Supplied data:
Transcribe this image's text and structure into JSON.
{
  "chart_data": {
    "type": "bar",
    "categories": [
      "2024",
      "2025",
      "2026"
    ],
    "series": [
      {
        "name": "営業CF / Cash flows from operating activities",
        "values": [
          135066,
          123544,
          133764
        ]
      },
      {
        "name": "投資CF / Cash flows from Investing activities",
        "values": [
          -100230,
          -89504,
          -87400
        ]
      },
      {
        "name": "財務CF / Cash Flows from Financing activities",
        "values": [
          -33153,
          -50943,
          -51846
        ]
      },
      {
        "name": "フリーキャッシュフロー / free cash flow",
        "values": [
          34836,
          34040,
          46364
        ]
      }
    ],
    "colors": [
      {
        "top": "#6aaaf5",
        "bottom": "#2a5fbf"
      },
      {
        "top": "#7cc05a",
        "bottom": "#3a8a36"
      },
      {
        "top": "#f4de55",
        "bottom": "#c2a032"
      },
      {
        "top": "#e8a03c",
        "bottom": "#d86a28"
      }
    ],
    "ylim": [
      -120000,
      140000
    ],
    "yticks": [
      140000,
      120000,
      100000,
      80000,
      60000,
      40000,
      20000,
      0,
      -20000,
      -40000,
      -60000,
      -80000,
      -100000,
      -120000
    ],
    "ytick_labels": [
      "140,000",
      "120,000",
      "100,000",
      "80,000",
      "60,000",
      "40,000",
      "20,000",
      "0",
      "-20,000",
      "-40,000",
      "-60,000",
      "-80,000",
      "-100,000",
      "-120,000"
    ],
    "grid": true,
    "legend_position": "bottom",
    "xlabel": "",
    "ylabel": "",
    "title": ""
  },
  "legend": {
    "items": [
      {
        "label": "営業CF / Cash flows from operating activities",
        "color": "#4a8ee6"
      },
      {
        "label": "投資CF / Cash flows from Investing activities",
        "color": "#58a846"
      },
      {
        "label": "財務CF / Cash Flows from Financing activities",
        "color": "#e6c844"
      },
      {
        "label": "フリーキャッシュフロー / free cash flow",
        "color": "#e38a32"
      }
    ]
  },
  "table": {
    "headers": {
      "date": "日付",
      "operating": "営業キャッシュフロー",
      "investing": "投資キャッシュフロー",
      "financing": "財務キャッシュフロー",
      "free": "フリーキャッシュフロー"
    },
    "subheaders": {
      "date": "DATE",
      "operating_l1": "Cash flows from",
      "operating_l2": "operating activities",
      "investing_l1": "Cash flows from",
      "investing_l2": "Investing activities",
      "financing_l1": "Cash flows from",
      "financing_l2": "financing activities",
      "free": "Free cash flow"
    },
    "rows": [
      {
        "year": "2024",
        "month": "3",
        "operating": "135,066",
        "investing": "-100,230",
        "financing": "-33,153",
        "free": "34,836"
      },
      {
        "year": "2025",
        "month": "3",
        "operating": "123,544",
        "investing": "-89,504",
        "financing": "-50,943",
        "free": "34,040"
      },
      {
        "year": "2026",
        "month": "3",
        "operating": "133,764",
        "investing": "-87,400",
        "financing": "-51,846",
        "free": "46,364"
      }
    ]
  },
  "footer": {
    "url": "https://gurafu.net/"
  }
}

Required work: From the records given above, copy all lines containing "bottom".

Exercise answer:
        "bottom": "#2a5fbf"
        "bottom": "#3a8a36"
        "bottom": "#c2a032"
        "bottom": "#d86a28"
    "legend_position": "bottom",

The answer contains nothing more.